# EXERCISE DETAILS:
Replace "cell-macro" with "cell-macromets" in everything from the line containing "header-band [0, 58, 960, 72]" down to the line containing "table-header-row: ITCs Micromets", and give those lines again with nothing else changed.

-- BEGIN SOURCE RECORDS --

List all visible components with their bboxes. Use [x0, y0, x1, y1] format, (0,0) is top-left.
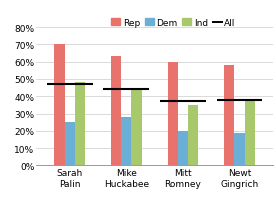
Bar — [178, 131, 188, 166]
Bar — [168, 62, 178, 166]
Bar — [65, 123, 75, 166]
Bar — [234, 133, 245, 166]
Legend: Rep, Dem, Ind, All: Rep, Dem, Ind, All — [111, 19, 236, 28]
Bar — [188, 105, 198, 166]
Bar — [75, 83, 85, 166]
Bar — [54, 45, 65, 166]
Bar — [245, 100, 255, 166]
Bar — [131, 90, 142, 166]
Bar — [121, 117, 131, 166]
Bar — [224, 66, 234, 166]
Bar — [111, 57, 121, 166]
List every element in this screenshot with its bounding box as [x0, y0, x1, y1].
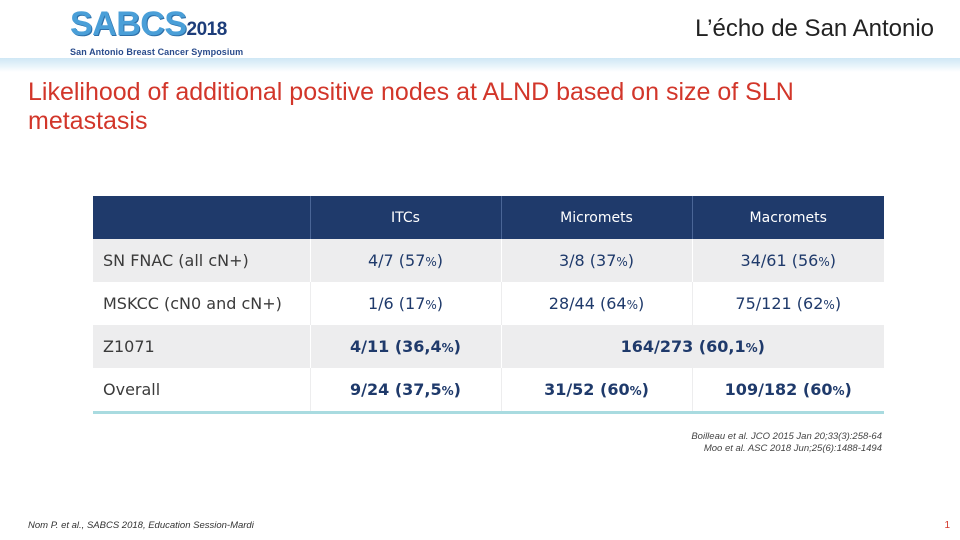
header-band [0, 58, 960, 72]
logo-subtitle: San Antonio Breast Cancer Symposium [70, 47, 244, 57]
header-title: L’écho de San Antonio [695, 15, 934, 42]
cell-macro: 75/121 (62%) [691, 282, 884, 325]
table-row: MSKCC (cN0 and cN+) 1/6 (17%) 28/44 (64%… [93, 282, 884, 325]
slide-title: Likelihood of additional positive nodes … [28, 78, 794, 135]
column-header-empty [93, 196, 310, 239]
cell-micro: 31/52 (60%) [500, 368, 692, 414]
column-header-micromets: Micromets [500, 196, 692, 239]
column-header-macromets: Macromets [691, 196, 884, 239]
row-label: MSKCC (cN0 and cN+) [93, 282, 310, 325]
cell-macro: 109/182 (60%) [691, 368, 884, 414]
table-row: Z1071 4/11 (36,4%) 164/273 (60,1%) [93, 325, 884, 368]
reference-item: Moo et al. ASC 2018 Jun;25(6):1488-1494 [703, 443, 882, 454]
cell-itc: 4/7 (57%) [309, 239, 501, 282]
table-header-row: ITCs Micromets Macromets [93, 196, 884, 239]
slide-header: SABCS2018 San Antonio Breast Cancer Symp… [0, 0, 960, 64]
reference-item: Boilleau et al. JCO 2015 Jan 20;33(3):25… [691, 431, 882, 442]
page-number: 1 [944, 520, 950, 531]
cell-micro: 28/44 (64%) [500, 282, 692, 325]
cell-itc: 9/24 (37,5%) [309, 368, 501, 414]
sabcs-logo: SABCS2018 San Antonio Breast Cancer Symp… [70, 7, 243, 57]
logo-main-text: SABCS [70, 5, 187, 43]
references: Boilleau et al. JCO 2015 Jan 20;33(3):25… [691, 431, 882, 455]
table-row: SN FNAC (all cN+) 4/7 (57%) 3/8 (37%) 34… [93, 239, 884, 282]
results-table: ITCs Micromets Macromets SN FNAC (all cN… [93, 196, 884, 414]
column-header-itcs: ITCs [309, 196, 501, 239]
row-label: SN FNAC (all cN+) [93, 239, 310, 282]
logo-year: 2018 [186, 19, 228, 40]
row-label: Z1071 [93, 325, 310, 368]
cell-itc: 4/11 (36,4%) [309, 325, 501, 368]
cell-itc: 1/6 (17%) [309, 282, 501, 325]
cell-micro: 3/8 (37%) [500, 239, 692, 282]
row-label: Overall [93, 368, 310, 414]
footer-note: Nom P. et al., SABCS 2018, Education Ses… [28, 520, 254, 531]
cell-micro-macro-combined: 164/273 (60,1%) [500, 325, 884, 368]
cell-macro: 34/61 (56%) [691, 239, 884, 282]
table-row: Overall 9/24 (37,5%) 31/52 (60%) 109/182… [93, 368, 884, 414]
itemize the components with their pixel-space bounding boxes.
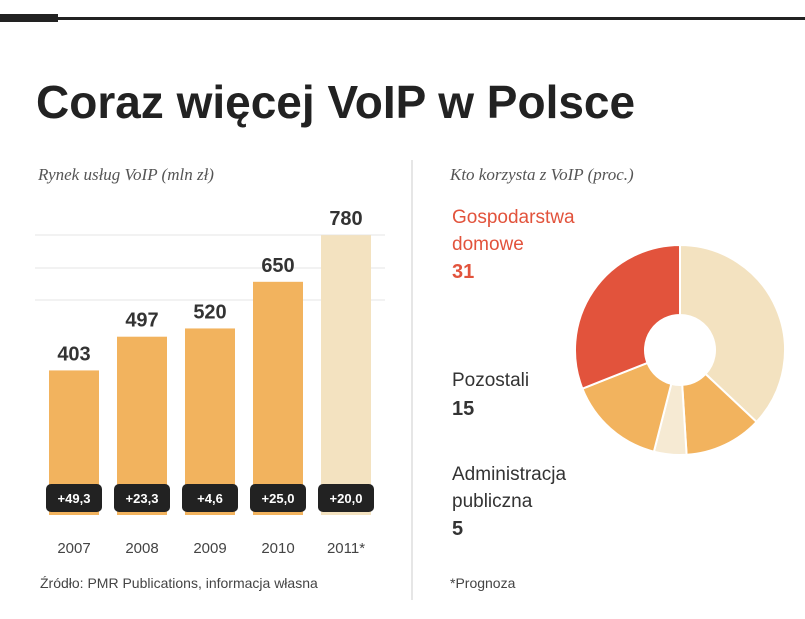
bar [321, 235, 371, 516]
x-tick-label: 2008 [125, 540, 158, 557]
subtitle: Kto korzysta z VoIP (proc.) [449, 165, 634, 184]
bar [253, 281, 303, 515]
value-label: 780 [329, 208, 362, 230]
top-rule [58, 17, 805, 20]
change-box [318, 484, 374, 512]
change-label: +23,3 [126, 491, 159, 506]
x-tick-label: 2007 [57, 540, 90, 557]
value-label: 403 [57, 343, 90, 365]
value-label: 497 [125, 310, 158, 332]
x-tick-label: 2011* [327, 540, 365, 557]
donut-segment [574, 243, 681, 390]
donut-segment [581, 361, 673, 453]
segment-name: Pozostali [452, 370, 530, 391]
value-label: 650 [261, 255, 294, 277]
segment-value: 5 [452, 518, 464, 541]
segment-name: Administracja publiczna [452, 464, 567, 512]
change-label: +20,0 [330, 491, 363, 506]
title: Coraz więcej VoIP w Polsce [36, 76, 635, 128]
x-tick-label: 2009 [193, 540, 226, 557]
note: *Prognoza [450, 575, 516, 591]
change-label: +4,6 [197, 491, 223, 506]
subtitle: Rynek usług VoIP (mln zł) [37, 165, 214, 184]
change-label: +25,0 [262, 491, 295, 506]
segment-name: Gospodarstwa domowe [452, 207, 575, 255]
change-box [114, 484, 170, 512]
source: Źródło: PMR Publications, informacja wła… [40, 575, 318, 591]
change-box [46, 484, 102, 512]
bar [185, 328, 235, 515]
value-label: 520 [193, 301, 226, 323]
segment-label: Pozostali 15 [452, 368, 622, 423]
segment-label: Gospodarstwa domowe 31 [452, 205, 622, 286]
x-tick-label: 2010 [261, 540, 294, 557]
segment-value: 31 [452, 261, 475, 284]
change-box [250, 484, 306, 512]
change-label: +49,3 [58, 491, 91, 506]
change-box [182, 484, 238, 512]
donut-segment [679, 243, 786, 424]
top-bar [0, 14, 58, 22]
segment-value: 15 [452, 397, 475, 420]
segment-label: Administracja publiczna 5 [452, 462, 622, 543]
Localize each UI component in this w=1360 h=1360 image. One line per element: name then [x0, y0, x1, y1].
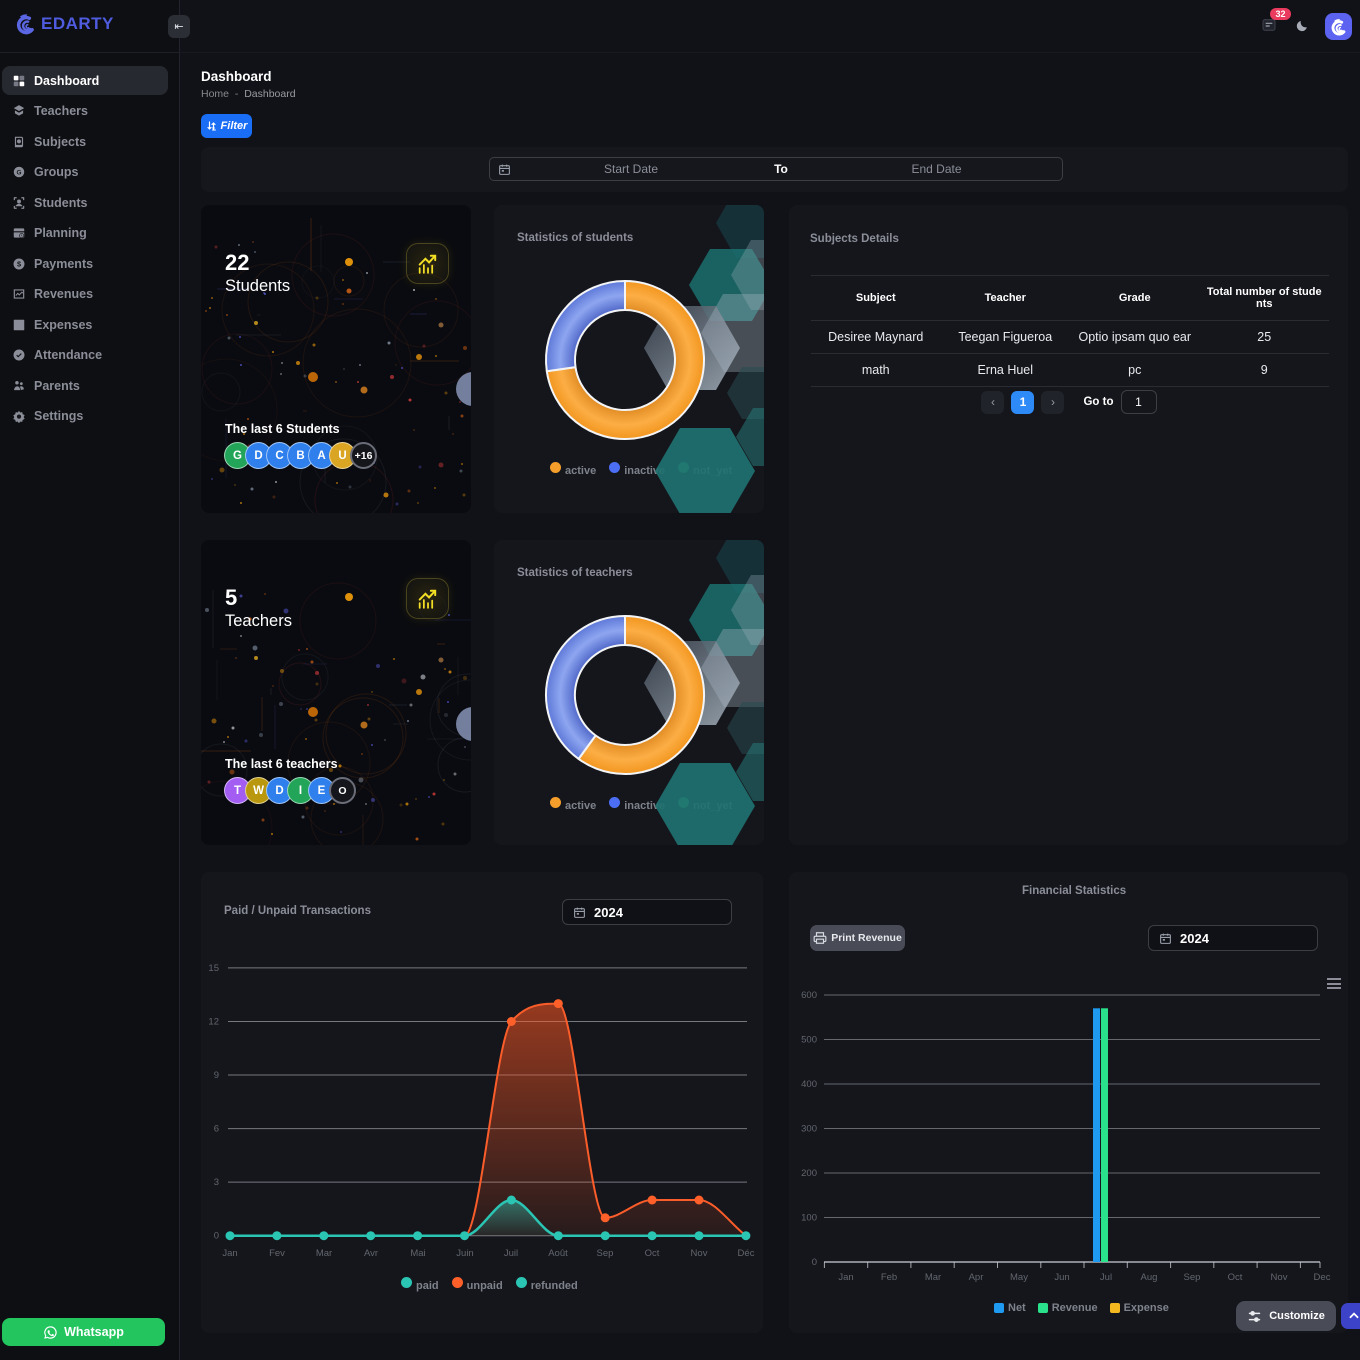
svg-text:Jan: Jan: [222, 1248, 237, 1259]
svg-text:12: 12: [208, 1017, 219, 1028]
svg-text:400: 400: [801, 1079, 817, 1090]
svg-text:Nov: Nov: [691, 1248, 708, 1259]
svg-text:Mar: Mar: [925, 1272, 941, 1283]
svg-text:Déc: Déc: [738, 1248, 755, 1259]
svg-text:$: $: [16, 259, 20, 268]
svg-text:Sep: Sep: [597, 1248, 614, 1259]
svg-text:0: 0: [812, 1257, 817, 1268]
svg-text:G: G: [16, 169, 21, 176]
svg-text:Jun: Jun: [1054, 1272, 1069, 1283]
svg-text:Apr: Apr: [969, 1272, 984, 1283]
svg-text:100: 100: [801, 1213, 817, 1224]
svg-text:Fev: Fev: [269, 1248, 285, 1259]
svg-text:6: 6: [214, 1124, 219, 1135]
svg-text:15: 15: [208, 963, 219, 974]
svg-text:Juil: Juil: [504, 1248, 518, 1259]
svg-text:Dec: Dec: [1314, 1272, 1331, 1283]
svg-text:Oct: Oct: [645, 1248, 660, 1259]
svg-text:Avr: Avr: [364, 1248, 378, 1259]
svg-text:200: 200: [801, 1168, 817, 1179]
svg-text:Feb: Feb: [881, 1272, 897, 1283]
svg-text:600: 600: [801, 990, 817, 1001]
svg-text:Mar: Mar: [316, 1248, 332, 1259]
svg-text:Mai: Mai: [410, 1248, 425, 1259]
svg-text:Oct: Oct: [1228, 1272, 1243, 1283]
svg-text:Juin: Juin: [456, 1248, 473, 1259]
svg-text:9: 9: [214, 1070, 219, 1081]
svg-text:Aug: Aug: [1141, 1272, 1158, 1283]
svg-text:Sep: Sep: [1184, 1272, 1201, 1283]
svg-text:0: 0: [214, 1231, 219, 1242]
svg-text:Août: Août: [548, 1248, 568, 1259]
svg-text:Jan: Jan: [838, 1272, 853, 1283]
svg-text:Jul: Jul: [1100, 1272, 1112, 1283]
svg-text:3: 3: [214, 1177, 219, 1188]
svg-text:Nov: Nov: [1271, 1272, 1288, 1283]
svg-text:300: 300: [801, 1124, 817, 1135]
svg-text:500: 500: [801, 1035, 817, 1046]
svg-text:May: May: [1010, 1272, 1028, 1283]
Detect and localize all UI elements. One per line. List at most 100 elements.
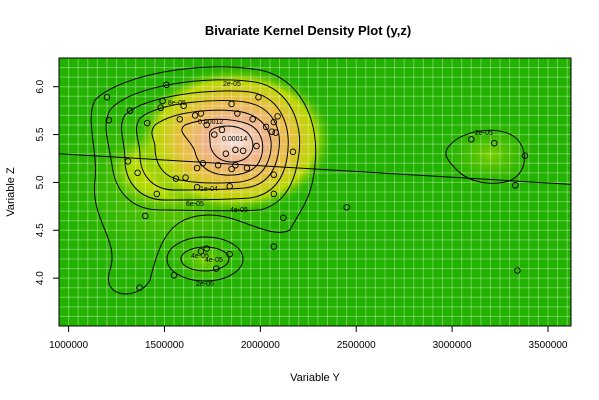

-- END SOURCE RECORDS --

# TASK RESULT:
header-band [0, 58, 960, 72]
logo-subtitle: San Antonio Breast Cancer Symposium [70, 47, 244, 57]
header-title: L’écho de San Antonio [695, 15, 934, 42]
cell-macromets: 75/121 (62%) [691, 282, 884, 325]
table-row: MSKCC (cN0 and cN+) 1/6 (17%) 28/44 (64%… [93, 282, 884, 325]
slide-title: Likelihood of additional positive nodes … [28, 78, 794, 135]
column-header-empty [93, 196, 310, 239]
cell-micro: 31/52 (60%) [500, 368, 692, 414]
column-header-micromets: Micromets [500, 196, 692, 239]
column-header-macromets: Macromets [691, 196, 884, 239]
row-label: MSKCC (cN0 and cN+) [93, 282, 310, 325]
cell-macromets: 109/182 (60%) [691, 368, 884, 414]
table-row: Z1071 4/11 (36,4%) 164/273 (60,1%) [93, 325, 884, 368]
reference-item: Moo et al. ASC 2018 Jun;25(6):1488-1494 [703, 443, 882, 454]
cell-itc: 4/7 (57%) [309, 239, 501, 282]
table-header-row: ITCs Micromets Macromets [93, 196, 884, 239]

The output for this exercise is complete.